**SUPPLIED RECORDS:**
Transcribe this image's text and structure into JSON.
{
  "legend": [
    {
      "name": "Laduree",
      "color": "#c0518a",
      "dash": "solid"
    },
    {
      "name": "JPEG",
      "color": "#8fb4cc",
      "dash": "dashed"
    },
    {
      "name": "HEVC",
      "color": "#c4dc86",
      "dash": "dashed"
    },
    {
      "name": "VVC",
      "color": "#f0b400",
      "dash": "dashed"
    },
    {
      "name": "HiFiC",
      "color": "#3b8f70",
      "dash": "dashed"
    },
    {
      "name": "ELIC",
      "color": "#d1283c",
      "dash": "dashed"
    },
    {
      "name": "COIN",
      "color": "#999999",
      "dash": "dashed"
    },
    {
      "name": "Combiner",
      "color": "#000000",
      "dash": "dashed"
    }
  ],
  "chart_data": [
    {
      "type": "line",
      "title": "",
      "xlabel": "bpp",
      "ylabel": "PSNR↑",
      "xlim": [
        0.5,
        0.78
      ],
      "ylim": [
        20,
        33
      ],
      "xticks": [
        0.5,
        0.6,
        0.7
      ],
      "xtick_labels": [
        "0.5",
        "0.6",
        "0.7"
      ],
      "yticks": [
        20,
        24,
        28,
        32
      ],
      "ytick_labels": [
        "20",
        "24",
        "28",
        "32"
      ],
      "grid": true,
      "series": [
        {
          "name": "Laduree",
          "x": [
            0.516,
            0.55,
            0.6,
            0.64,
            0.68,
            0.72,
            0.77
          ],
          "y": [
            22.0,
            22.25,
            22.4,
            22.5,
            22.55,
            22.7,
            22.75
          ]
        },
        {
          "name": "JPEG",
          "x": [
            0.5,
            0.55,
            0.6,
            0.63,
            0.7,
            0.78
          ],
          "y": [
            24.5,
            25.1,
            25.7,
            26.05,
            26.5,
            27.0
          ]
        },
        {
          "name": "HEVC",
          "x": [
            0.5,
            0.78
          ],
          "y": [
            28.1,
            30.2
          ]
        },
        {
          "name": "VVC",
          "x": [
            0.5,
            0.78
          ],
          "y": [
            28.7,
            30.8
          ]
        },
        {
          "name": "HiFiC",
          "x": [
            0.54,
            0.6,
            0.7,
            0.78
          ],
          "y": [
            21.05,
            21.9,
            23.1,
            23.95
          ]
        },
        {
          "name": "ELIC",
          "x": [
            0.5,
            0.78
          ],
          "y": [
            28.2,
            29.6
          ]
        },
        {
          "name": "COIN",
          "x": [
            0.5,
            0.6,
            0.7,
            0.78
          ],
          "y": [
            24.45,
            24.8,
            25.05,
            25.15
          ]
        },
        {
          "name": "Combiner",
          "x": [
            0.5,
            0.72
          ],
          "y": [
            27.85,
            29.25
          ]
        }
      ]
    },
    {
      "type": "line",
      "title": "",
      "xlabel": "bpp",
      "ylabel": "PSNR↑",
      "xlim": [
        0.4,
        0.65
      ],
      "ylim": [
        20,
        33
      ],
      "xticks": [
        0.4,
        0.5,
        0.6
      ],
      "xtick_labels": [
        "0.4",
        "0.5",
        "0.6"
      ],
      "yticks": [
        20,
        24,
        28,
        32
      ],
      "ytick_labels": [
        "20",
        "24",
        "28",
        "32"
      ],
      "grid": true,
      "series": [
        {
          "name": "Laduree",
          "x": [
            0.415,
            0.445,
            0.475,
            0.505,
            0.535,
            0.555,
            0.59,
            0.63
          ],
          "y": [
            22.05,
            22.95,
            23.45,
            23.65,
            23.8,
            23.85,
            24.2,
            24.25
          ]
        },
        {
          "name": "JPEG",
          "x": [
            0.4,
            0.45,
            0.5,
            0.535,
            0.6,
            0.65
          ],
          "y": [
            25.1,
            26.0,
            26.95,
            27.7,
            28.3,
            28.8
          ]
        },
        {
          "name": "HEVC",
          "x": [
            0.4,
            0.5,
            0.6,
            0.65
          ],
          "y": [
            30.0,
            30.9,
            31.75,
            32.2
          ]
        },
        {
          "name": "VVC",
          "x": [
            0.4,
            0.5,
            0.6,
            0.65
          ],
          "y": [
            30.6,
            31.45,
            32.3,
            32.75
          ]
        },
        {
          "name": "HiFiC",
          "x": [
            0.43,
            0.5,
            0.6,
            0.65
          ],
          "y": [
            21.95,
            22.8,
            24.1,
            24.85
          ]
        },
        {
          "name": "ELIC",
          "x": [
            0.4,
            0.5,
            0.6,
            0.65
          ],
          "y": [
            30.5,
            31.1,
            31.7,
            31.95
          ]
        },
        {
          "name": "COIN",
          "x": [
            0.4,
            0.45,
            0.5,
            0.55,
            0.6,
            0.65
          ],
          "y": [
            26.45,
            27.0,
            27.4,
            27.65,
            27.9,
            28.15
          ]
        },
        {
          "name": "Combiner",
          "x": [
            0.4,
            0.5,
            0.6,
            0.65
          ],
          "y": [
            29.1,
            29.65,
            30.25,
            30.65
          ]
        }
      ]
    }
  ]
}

**GIVEN INSTRUCTION:**
Print every line of the records exactly. Omit nothing.

**RESPONSE BELOW:**
Transcribe this image's text and structure into JSON.
{
  "legend": [
    {
      "name": "Laduree",
      "color": "#c0518a",
      "dash": "solid"
    },
    {
      "name": "JPEG",
      "color": "#8fb4cc",
      "dash": "dashed"
    },
    {
      "name": "HEVC",
      "color": "#c4dc86",
      "dash": "dashed"
    },
    {
      "name": "VVC",
      "color": "#f0b400",
      "dash": "dashed"
    },
    {
      "name": "HiFiC",
      "color": "#3b8f70",
      "dash": "dashed"
    },
    {
      "name": "ELIC",
      "color": "#d1283c",
      "dash": "dashed"
    },
    {
      "name": "COIN",
      "color": "#999999",
      "dash": "dashed"
    },
    {
      "name": "Combiner",
      "color": "#000000",
      "dash": "dashed"
    }
  ],
  "chart_data": [
    {
      "type": "line",
      "title": "",
      "xlabel": "bpp",
      "ylabel": "PSNR↑",
      "xlim": [
        0.5,
        0.78
      ],
      "ylim": [
        20,
        33
      ],
      "xticks": [
        0.5,
        0.6,
        0.7
      ],
      "xtick_labels": [
        "0.5",
        "0.6",
        "0.7"
      ],
      "yticks": [
        20,
        24,
        28,
        32
      ],
      "ytick_labels": [
        "20",
        "24",
        "28",
        "32"
      ],
      "grid": true,
      "series": [
        {
          "name": "Laduree",
          "x": [
            0.516,
            0.55,
            0.6,
            0.64,
            0.68,
            0.72,
            0.77
          ],
          "y": [
            22.0,
            22.25,
            22.4,
            22.5,
            22.55,
            22.7,
            22.75
          ]
        },
        {
          "name": "JPEG",
          "x": [
            0.5,
            0.55,
            0.6,
            0.63,
            0.7,
            0.78
          ],
          "y": [
            24.5,
            25.1,
            25.7,
            26.05,
            26.5,
            27.0
          ]
        },
        {
          "name": "HEVC",
          "x": [
            0.5,
            0.78
          ],
          "y": [
            28.1,
            30.2
          ]
        },
        {
          "name": "VVC",
          "x": [
            0.5,
            0.78
          ],
          "y": [
            28.7,
            30.8
          ]
        },
        {
          "name": "HiFiC",
          "x": [
            0.54,
            0.6,
            0.7,
            0.78
          ],
          "y": [
            21.05,
            21.9,
            23.1,
            23.95
          ]
        },
        {
          "name": "ELIC",
          "x": [
            0.5,
            0.78
          ],
          "y": [
            28.2,
            29.6
          ]
        },
        {
          "name": "COIN",
          "x": [
            0.5,
            0.6,
            0.7,
            0.78
          ],
          "y": [
            24.45,
            24.8,
            25.05,
            25.15
          ]
        },
        {
          "name": "Combiner",
          "x": [
            0.5,
            0.72
          ],
          "y": [
            27.85,
            29.25
          ]
        }
      ]
    },
    {
      "type": "line",
      "title": "",
      "xlabel": "bpp",
      "ylabel": "PSNR↑",
      "xlim": [
        0.4,
        0.65
      ],
      "ylim": [
        20,
        33
      ],
      "xticks": [
        0.4,
        0.5,
        0.6
      ],
      "xtick_labels": [
        "0.4",
        "0.5",
        "0.6"
      ],
      "yticks": [
        20,
        24,
        28,
        32
      ],
      "ytick_labels": [
        "20",
        "24",
        "28",
        "32"
      ],
      "grid": true,
      "series": [
        {
          "name": "Laduree",
          "x": [
            0.415,
            0.445,
            0.475,
            0.505,
            0.535,
            0.555,
            0.59,
            0.63
          ],
          "y": [
            22.05,
            22.95,
            23.45,
            23.65,
            23.8,
            23.85,
            24.2,
            24.25
          ]
        },
        {
          "name": "JPEG",
          "x": [
            0.4,
            0.45,
            0.5,
            0.535,
            0.6,
            0.65
          ],
          "y": [
            25.1,
            26.0,
            26.95,
            27.7,
            28.3,
            28.8
          ]
        },
        {
          "name": "HEVC",
          "x": [
            0.4,
            0.5,
            0.6,
            0.65
          ],
          "y": [
            30.0,
            30.9,
            31.75,
            32.2
          ]
        },
        {
          "name": "VVC",
          "x": [
            0.4,
            0.5,
            0.6,
            0.65
          ],
          "y": [
            30.6,
            31.45,
            32.3,
            32.75
          ]
        },
        {
          "name": "HiFiC",
          "x": [
            0.43,
            0.5,
            0.6,
            0.65
          ],
          "y": [
            21.95,
            22.8,
            24.1,
            24.85
          ]
        },
        {
          "name": "ELIC",
          "x": [
            0.4,
            0.5,
            0.6,
            0.65
          ],
          "y": [
            30.5,
            31.1,
            31.7,
            31.95
          ]
        },
        {
          "name": "COIN",
          "x": [
            0.4,
            0.45,
            0.5,
            0.55,
            0.6,
            0.65
          ],
          "y": [
            26.45,
            27.0,
            27.4,
            27.65,
            27.9,
            28.15
          ]
        },
        {
          "name": "Combiner",
          "x": [
            0.4,
            0.5,
            0.6,
            0.65
          ],
          "y": [
            29.1,
            29.65,
            30.25,
            30.65
          ]
        }
      ]
    }
  ]
}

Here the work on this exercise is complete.